:: MATERIAL FOR THIS EXERCISE ::
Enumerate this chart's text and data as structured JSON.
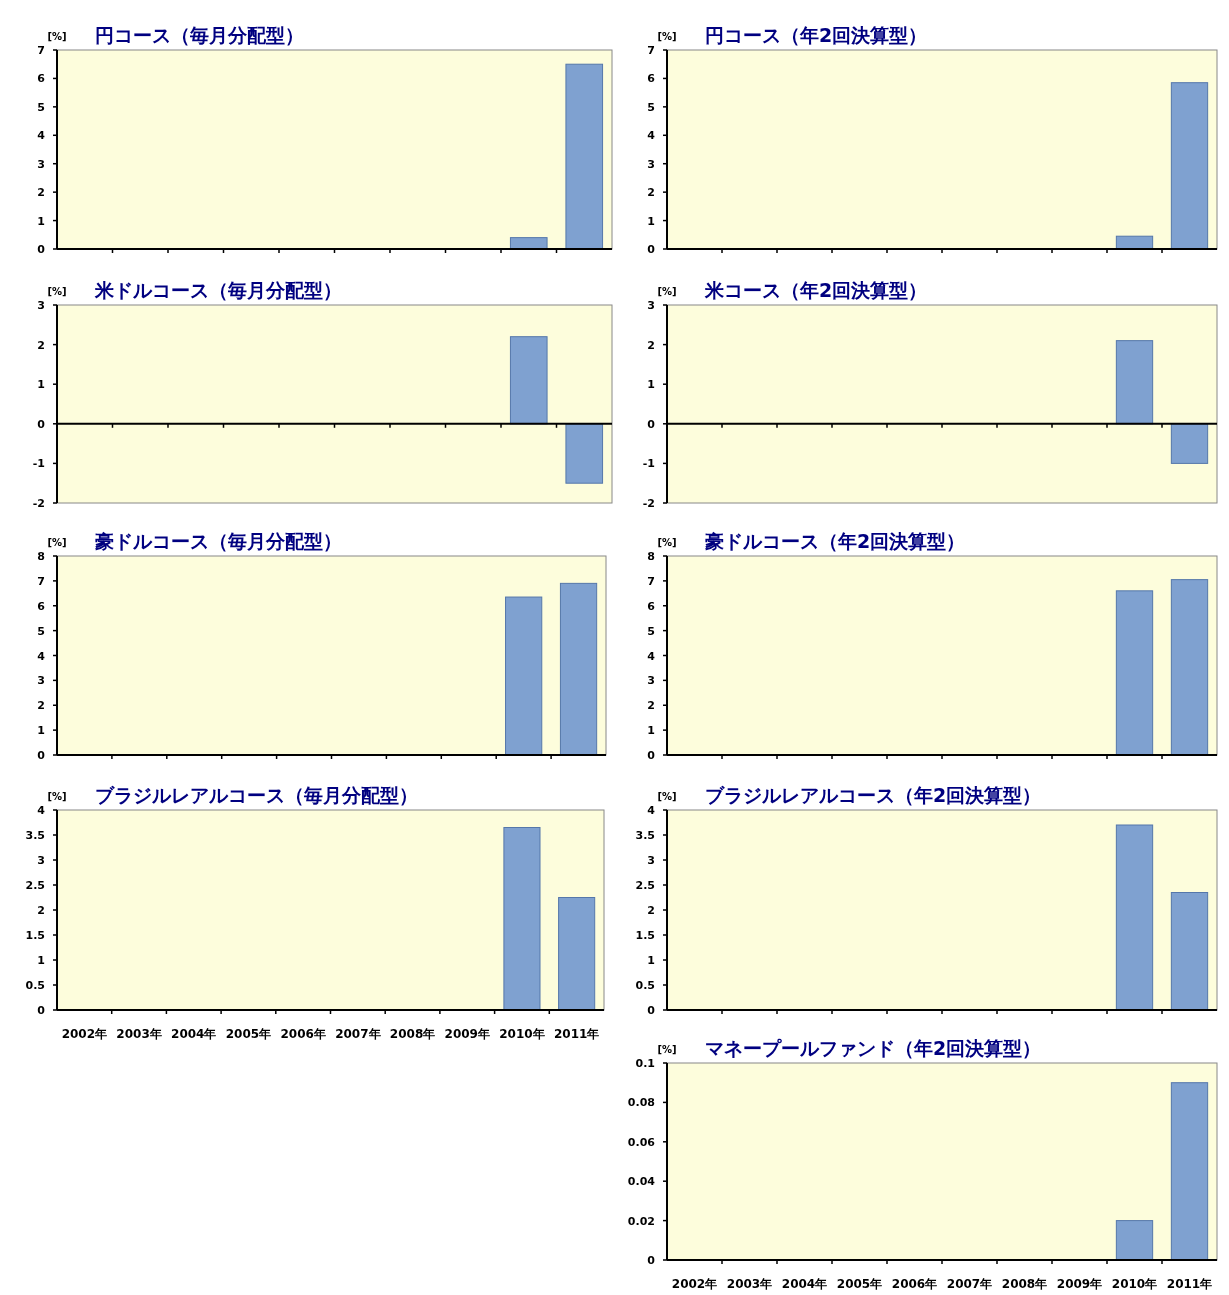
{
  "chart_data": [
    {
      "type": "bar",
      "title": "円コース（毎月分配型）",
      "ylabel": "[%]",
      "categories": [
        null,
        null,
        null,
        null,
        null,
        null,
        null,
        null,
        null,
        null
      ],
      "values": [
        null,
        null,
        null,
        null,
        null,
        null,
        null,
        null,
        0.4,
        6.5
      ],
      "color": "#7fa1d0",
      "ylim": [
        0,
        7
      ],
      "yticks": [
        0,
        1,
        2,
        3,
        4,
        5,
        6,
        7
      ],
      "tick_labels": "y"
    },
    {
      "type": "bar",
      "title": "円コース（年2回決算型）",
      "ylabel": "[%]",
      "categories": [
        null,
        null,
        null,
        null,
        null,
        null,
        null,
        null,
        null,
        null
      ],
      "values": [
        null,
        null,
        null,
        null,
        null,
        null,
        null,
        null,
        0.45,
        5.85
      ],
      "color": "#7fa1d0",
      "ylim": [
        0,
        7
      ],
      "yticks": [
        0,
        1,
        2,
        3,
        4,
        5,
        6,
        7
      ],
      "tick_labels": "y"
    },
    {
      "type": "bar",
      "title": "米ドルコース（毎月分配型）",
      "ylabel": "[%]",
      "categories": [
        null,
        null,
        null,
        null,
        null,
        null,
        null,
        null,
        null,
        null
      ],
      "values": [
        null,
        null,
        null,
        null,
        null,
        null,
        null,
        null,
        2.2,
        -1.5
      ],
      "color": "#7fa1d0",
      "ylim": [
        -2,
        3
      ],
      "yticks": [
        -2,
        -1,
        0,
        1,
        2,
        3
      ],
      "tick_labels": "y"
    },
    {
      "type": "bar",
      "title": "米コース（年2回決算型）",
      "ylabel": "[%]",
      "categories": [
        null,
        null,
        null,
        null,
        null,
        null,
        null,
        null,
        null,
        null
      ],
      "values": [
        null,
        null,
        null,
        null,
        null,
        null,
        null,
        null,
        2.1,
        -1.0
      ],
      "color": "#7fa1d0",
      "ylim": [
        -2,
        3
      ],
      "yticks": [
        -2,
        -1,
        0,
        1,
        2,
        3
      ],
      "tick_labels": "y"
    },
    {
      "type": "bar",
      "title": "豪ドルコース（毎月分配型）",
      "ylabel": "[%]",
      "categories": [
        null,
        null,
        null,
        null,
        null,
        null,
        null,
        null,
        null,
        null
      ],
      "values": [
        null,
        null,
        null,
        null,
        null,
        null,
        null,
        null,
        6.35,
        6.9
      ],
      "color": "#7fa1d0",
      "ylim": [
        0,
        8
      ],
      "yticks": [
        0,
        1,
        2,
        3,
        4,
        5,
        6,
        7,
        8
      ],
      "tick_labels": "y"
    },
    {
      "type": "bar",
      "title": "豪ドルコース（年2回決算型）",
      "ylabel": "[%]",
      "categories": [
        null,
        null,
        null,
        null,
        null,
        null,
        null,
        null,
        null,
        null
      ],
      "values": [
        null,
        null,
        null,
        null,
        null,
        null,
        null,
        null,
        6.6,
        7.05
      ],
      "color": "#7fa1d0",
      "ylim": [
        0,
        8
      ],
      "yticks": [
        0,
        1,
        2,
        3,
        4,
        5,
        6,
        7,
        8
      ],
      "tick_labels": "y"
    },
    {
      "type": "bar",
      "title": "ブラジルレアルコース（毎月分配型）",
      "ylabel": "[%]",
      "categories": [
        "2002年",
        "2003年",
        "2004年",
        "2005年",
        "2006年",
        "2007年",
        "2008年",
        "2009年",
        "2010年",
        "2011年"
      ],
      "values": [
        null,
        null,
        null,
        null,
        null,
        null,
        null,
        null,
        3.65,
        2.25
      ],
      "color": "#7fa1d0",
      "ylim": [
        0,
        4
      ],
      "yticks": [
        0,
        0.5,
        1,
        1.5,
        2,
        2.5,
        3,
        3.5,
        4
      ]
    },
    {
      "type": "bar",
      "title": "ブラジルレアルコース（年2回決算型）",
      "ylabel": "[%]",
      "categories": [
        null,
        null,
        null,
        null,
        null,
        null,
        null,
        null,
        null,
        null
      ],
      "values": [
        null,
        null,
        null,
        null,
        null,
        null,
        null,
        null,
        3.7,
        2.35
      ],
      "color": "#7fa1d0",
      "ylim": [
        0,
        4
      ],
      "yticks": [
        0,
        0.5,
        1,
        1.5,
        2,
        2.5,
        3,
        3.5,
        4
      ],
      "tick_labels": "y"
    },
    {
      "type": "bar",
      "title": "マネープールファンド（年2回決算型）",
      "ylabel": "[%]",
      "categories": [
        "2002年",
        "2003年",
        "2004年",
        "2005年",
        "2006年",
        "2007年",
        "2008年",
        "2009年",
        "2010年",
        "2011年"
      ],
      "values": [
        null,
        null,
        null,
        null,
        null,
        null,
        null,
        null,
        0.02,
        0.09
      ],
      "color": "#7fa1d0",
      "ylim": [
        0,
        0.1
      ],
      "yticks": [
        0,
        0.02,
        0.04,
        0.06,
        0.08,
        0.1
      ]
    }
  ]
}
...
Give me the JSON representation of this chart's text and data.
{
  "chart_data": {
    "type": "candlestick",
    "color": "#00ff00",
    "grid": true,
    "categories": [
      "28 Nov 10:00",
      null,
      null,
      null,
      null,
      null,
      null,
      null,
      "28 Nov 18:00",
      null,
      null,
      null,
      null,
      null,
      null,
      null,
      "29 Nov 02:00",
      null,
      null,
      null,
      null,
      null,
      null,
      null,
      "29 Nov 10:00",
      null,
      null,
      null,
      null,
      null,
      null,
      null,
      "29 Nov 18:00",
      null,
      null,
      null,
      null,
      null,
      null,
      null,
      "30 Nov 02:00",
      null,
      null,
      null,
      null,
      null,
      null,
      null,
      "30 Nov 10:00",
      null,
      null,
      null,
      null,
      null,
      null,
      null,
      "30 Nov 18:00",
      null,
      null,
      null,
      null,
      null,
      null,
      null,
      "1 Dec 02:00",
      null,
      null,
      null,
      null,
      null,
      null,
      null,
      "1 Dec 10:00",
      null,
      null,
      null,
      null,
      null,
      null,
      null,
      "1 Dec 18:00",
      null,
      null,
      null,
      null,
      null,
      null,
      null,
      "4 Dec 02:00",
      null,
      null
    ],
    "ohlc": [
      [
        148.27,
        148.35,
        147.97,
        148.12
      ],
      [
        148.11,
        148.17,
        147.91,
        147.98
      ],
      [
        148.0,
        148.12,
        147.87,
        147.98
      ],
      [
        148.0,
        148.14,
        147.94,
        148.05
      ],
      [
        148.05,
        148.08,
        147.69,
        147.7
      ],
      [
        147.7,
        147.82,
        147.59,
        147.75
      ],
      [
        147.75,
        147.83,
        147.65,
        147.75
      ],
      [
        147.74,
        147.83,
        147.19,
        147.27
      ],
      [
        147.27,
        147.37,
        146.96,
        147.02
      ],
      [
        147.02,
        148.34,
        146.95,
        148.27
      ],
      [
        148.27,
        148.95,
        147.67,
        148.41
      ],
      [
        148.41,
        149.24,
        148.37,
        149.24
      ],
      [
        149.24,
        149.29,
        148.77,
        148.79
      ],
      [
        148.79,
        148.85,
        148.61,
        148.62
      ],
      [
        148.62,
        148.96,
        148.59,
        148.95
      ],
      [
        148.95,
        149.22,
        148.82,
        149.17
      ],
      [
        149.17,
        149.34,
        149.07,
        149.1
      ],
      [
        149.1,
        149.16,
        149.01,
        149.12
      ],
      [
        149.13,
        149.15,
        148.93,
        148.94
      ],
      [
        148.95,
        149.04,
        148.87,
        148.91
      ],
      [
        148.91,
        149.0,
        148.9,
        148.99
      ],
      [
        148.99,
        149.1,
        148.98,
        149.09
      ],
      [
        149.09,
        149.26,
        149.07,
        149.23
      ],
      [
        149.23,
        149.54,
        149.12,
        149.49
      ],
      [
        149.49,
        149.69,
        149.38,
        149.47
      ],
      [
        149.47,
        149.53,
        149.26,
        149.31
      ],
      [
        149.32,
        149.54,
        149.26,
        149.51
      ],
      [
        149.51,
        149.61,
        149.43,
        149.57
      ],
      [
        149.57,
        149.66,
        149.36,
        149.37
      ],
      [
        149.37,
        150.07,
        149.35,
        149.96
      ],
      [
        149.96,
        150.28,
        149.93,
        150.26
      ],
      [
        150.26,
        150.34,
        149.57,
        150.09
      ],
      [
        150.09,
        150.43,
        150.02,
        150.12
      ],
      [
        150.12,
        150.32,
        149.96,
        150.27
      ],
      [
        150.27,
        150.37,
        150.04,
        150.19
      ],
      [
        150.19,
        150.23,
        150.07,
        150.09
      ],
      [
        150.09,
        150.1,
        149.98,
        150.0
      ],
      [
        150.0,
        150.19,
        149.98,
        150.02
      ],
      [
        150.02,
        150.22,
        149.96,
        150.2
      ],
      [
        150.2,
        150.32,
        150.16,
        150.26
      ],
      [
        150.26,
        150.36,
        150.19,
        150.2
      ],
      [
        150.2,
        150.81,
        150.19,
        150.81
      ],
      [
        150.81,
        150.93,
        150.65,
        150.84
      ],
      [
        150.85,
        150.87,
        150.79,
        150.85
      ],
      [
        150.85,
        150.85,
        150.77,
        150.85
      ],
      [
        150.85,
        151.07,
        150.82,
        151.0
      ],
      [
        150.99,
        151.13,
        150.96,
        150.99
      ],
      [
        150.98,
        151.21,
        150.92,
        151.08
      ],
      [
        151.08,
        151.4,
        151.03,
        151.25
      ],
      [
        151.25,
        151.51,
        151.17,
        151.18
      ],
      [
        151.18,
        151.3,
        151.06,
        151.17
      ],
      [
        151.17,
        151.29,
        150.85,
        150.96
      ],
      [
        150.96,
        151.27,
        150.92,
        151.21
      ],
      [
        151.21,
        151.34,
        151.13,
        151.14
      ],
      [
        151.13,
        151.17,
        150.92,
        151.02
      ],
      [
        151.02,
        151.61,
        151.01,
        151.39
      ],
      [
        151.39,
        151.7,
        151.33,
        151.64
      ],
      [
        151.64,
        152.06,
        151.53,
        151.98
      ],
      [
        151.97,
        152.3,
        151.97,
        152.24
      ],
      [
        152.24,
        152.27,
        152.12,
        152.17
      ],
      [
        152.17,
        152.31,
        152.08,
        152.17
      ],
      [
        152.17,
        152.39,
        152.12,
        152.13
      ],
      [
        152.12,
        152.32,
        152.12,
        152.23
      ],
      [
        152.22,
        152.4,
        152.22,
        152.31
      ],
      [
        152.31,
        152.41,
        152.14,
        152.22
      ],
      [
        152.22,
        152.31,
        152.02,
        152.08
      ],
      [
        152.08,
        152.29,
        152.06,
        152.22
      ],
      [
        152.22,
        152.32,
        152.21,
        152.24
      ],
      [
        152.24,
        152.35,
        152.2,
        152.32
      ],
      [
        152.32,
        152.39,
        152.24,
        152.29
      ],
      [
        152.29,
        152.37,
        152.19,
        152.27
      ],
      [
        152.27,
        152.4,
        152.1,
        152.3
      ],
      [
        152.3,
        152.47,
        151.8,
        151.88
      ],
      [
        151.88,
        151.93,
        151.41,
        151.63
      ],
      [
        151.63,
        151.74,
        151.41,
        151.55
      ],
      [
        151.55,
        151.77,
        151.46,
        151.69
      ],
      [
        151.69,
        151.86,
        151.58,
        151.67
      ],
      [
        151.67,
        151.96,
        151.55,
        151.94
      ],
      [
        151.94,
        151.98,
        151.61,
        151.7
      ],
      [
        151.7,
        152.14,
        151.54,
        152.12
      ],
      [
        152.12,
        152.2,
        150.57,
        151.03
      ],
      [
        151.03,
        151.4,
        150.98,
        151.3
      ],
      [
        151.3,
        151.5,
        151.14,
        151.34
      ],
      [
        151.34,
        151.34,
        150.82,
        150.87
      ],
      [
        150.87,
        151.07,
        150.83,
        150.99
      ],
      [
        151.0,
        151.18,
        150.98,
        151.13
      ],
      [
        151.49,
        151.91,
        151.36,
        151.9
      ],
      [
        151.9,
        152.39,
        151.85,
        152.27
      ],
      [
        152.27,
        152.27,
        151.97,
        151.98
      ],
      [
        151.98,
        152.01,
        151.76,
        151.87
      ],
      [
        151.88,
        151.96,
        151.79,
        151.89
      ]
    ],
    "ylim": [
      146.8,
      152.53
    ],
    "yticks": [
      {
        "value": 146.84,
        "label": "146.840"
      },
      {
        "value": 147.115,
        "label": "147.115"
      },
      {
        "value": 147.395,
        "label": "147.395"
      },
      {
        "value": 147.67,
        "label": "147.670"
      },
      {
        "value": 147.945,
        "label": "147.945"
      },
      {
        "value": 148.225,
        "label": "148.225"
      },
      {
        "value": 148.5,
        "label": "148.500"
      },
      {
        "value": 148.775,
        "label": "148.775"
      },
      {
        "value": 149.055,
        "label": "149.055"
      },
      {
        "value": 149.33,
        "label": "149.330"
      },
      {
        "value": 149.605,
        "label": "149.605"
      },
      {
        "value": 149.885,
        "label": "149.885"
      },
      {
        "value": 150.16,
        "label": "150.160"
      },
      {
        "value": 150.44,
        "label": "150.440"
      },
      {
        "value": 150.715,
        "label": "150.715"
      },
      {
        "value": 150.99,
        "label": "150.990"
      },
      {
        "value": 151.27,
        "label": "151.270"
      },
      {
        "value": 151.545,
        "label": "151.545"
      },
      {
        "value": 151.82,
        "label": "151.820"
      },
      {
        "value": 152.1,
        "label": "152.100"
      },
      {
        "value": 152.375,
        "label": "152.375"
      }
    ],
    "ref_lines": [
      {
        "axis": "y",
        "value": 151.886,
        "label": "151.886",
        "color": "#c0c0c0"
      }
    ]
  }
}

:: OBJECTIVE ::
Search the listing for the string "豪ドルコース". Copy each line where it turns up.

:: RESPONSE FOR THIS EXERCISE ::
      "title": "豪ドルコース（毎月分配型）",
      "title": "豪ドルコース（年2回決算型）",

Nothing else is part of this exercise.